The entries below should be output exactly as written.

-------- Supplied records --------

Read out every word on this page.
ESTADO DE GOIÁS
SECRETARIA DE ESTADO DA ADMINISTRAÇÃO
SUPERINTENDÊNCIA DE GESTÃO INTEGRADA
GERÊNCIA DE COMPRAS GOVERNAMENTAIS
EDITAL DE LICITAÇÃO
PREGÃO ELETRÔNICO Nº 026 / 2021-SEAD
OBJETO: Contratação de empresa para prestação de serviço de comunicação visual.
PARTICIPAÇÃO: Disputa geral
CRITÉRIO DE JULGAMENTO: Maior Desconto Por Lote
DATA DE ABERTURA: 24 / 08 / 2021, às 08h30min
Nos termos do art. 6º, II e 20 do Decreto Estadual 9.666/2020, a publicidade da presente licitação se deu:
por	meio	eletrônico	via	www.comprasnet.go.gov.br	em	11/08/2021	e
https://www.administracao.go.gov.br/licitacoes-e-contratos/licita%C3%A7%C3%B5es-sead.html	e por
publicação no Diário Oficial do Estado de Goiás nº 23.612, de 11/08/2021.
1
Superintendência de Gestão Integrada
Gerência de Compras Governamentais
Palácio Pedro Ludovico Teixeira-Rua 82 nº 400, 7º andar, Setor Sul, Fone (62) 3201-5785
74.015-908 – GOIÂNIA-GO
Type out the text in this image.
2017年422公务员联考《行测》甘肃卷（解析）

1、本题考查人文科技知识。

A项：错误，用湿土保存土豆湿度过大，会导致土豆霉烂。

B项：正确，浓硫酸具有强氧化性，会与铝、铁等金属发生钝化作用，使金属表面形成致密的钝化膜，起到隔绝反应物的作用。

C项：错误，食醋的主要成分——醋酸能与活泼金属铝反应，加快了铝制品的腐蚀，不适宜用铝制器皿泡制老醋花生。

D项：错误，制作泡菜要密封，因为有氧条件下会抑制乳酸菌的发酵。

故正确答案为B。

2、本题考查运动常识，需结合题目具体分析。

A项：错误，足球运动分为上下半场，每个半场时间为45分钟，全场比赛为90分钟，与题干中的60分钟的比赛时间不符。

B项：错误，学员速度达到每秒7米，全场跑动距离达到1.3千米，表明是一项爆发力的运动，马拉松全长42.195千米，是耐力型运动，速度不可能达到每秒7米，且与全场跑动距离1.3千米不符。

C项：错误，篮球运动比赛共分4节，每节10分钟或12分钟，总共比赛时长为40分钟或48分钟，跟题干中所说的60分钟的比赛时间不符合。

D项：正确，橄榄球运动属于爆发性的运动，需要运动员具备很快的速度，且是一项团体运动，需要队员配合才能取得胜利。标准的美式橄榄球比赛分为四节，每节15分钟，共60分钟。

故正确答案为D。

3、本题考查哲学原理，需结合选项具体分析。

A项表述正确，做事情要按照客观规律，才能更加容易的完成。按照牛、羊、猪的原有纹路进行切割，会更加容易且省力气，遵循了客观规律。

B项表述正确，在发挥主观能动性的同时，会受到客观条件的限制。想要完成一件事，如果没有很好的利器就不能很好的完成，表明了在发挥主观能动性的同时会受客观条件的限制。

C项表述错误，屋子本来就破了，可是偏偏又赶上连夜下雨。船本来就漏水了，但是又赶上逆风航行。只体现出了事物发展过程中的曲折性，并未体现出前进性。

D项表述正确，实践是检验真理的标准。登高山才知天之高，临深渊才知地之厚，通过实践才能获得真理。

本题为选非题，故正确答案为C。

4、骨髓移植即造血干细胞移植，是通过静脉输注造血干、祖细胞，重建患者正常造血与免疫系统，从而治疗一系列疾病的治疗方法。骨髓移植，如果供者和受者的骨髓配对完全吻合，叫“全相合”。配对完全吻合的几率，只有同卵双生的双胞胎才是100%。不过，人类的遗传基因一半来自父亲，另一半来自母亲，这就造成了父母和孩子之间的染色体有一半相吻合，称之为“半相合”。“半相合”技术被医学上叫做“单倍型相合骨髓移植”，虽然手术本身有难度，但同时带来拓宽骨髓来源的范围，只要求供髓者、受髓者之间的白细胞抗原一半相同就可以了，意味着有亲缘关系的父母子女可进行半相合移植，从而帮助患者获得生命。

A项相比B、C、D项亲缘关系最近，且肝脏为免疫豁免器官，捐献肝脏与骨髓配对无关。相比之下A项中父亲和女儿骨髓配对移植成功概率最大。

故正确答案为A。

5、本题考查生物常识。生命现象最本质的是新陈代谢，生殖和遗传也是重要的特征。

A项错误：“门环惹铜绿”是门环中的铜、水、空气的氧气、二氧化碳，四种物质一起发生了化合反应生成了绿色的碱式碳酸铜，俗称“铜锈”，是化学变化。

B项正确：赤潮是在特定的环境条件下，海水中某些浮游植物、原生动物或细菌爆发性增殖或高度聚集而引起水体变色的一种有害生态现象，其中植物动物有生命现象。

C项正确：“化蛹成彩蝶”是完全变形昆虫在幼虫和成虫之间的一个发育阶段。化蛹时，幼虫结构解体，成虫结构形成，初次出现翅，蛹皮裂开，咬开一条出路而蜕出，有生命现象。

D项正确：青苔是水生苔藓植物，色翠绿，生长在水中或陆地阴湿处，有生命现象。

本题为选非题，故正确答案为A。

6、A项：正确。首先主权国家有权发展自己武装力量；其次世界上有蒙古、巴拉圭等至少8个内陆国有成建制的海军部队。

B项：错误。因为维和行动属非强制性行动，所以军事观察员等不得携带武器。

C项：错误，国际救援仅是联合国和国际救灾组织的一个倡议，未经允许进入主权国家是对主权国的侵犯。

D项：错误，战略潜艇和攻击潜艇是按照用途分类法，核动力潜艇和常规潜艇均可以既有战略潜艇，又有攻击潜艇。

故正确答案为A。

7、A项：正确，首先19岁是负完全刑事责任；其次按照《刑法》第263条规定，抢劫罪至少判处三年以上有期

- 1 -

--------

* Solution to this problem:
Read out every word on this page.
ESTADO DE GOIÁS
SECRETARIA DE ESTADO DA ADMINISTRAÇÃO
SUPERINTENDÊNCIA DE GESTÃO INTEGRADA
GERÊNCIA DE COMPRAS GOVERNAMENTAIS
EDITAL DE LICITAÇÃO
PREGÃO ELETRÔNICO Nº 026 / 2021-SEAD
OBJETO: Contratação de empresa para prestação de serviço de comunicação visual.
PARTICIPAÇÃO: Disputa geral
CRITÉRIO DE JULGAMENTO: Maior Desconto Por Lote
DATA DE ABERTURA: 24 / 08 / 2021, às 08h30min
Nos termos do art. 6º, II e 20 do Decreto Estadual 9.666/2020, a publicidade da presente licitação se deu:
por	meio	eletrônico	via	www.comprasnet.go.gov.br	em	11/08/2021	e
https://www.administracao.go.gov.br/licitacoes-e-contratos/licita%C3%A7%C3%B5es-sead.html	e por
publicação no Diário Oficial do Estado de Goiás nº 23.612, de 11/08/2021.
1
Superintendência de Gestão Integrada
Gerência de Compras Governamentais
Palácio Pedro Ludovico Teixeira-Rua 82 nº 400, 7º andar, Setor Sul, Fone (62) 3201-5785
74.015-908 – GOIÂNIA-GO
Type out the text in this image.
2017年422公务员联考《行测》甘肃卷（解析）

1、本题考查人文科技知识。

A项：错误，用湿土保存土豆湿度过大，会导致土豆霉烂。

B项：正确，浓硫酸具有强氧化性，会与铝、铁等金属发生钝化作用，使金属表面形成致密的钝化膜，起到隔绝反应物的作用。

C项：错误，食醋的主要成分——醋酸能与活泼金属铝反应，加快了铝制品的腐蚀，不适宜用铝制器皿泡制老醋花生。

D项：错误，制作泡菜要密封，因为有氧条件下会抑制乳酸菌的发酵。

故正确答案为B。

2、本题考查运动常识，需结合题目具体分析。

A项：错误，足球运动分为上下半场，每个半场时间为45分钟，全场比赛为90分钟，与题干中的60分钟的比赛时间不符。

B项：错误，学员速度达到每秒7米，全场跑动距离达到1.3千米，表明是一项爆发力的运动，马拉松全长42.195千米，是耐力型运动，速度不可能达到每秒7米，且与全场跑动距离1.3千米不符。

C项：错误，篮球运动比赛共分4节，每节10分钟或12分钟，总共比赛时长为40分钟或48分钟，跟题干中所说的60分钟的比赛时间不符合。

D项：正确，橄榄球运动属于爆发性的运动，需要运动员具备很快的速度，且是一项团体运动，需要队员配合才能取得胜利。标准的美式橄榄球比赛分为四节，每节15分钟，共60分钟。

故正确答案为D。

3、本题考查哲学原理，需结合选项具体分析。

A项表述正确，做事情要按照客观规律，才能更加容易的完成。按照牛、羊、猪的原有纹路进行切割，会更加容易且省力气，遵循了客观规律。

B项表述正确，在发挥主观能动性的同时，会受到客观条件的限制。想要完成一件事，如果没有很好的利器就不能很好的完成，表明了在发挥主观能动性的同时会受客观条件的限制。

C项表述错误，屋子本来就破了，可是偏偏又赶上连夜下雨。船本来就漏水了，但是又赶上逆风航行。只体现出了事物发展过程中的曲折性，并未体现出前进性。

D项表述正确，实践是检验真理的标准。登高山才知天之高，临深渊才知地之厚，通过实践才能获得真理。

本题为选非题，故正确答案为C。

4、骨髓移植即造血干细胞移植，是通过静脉输注造血干、祖细胞，重建患者正常造血与免疫系统，从而治疗一系列疾病的治疗方法。骨髓移植，如果供者和受者的骨髓配对完全吻合，叫“全相合”。配对完全吻合的几率，只有同卵双生的双胞胎才是100%。不过，人类的遗传基因一半来自父亲，另一半来自母亲，这就造成了父母和孩子之间的染色体有一半相吻合，称之为“半相合”。“半相合”技术被医学上叫做“单倍型相合骨髓移植”，虽然手术本身有难度，但同时带来拓宽骨髓来源的范围，只要求供髓者、受髓者之间的白细胞抗原一半相同就可以了，意味着有亲缘关系的父母子女可进行半相合移植，从而帮助患者获得生命。

A项相比B、C、D项亲缘关系最近，且肝脏为免疫豁免器官，捐献肝脏与骨髓配对无关。相比之下A项中父亲和女儿骨髓配对移植成功概率最大。

故正确答案为A。

5、本题考查生物常识。生命现象最本质的是新陈代谢，生殖和遗传也是重要的特征。

A项错误：“门环惹铜绿”是门环中的铜、水、空气的氧气、二氧化碳，四种物质一起发生了化合反应生成了绿色的碱式碳酸铜，俗称“铜锈”，是化学变化。

B项正确：赤潮是在特定的环境条件下，海水中某些浮游植物、原生动物或细菌爆发性增殖或高度聚集而引起水体变色的一种有害生态现象，其中植物动物有生命现象。

C项正确：“化蛹成彩蝶”是完全变形昆虫在幼虫和成虫之间的一个发育阶段。化蛹时，幼虫结构解体，成虫结构形成，初次出现翅，蛹皮裂开，咬开一条出路而蜕出，有生命现象。

D项正确：青苔是水生苔藓植物，色翠绿，生长在水中或陆地阴湿处，有生命现象。

本题为选非题，故正确答案为A。

6、A项：正确。首先主权国家有权发展自己武装力量；其次世界上有蒙古、巴拉圭等至少8个内陆国有成建制的海军部队。

B项：错误。因为维和行动属非强制性行动，所以军事观察员等不得携带武器。

C项：错误，国际救援仅是联合国和国际救灾组织的一个倡议，未经允许进入主权国家是对主权国的侵犯。

D项：错误，战略潜艇和攻击潜艇是按照用途分类法，核动力潜艇和常规潜艇均可以既有战略潜艇，又有攻击潜艇。

故正确答案为A。

7、A项：正确，首先19岁是负完全刑事责任；其次按照《刑法》第263条规定，抢劫罪至少判处三年以上有期

- 1 -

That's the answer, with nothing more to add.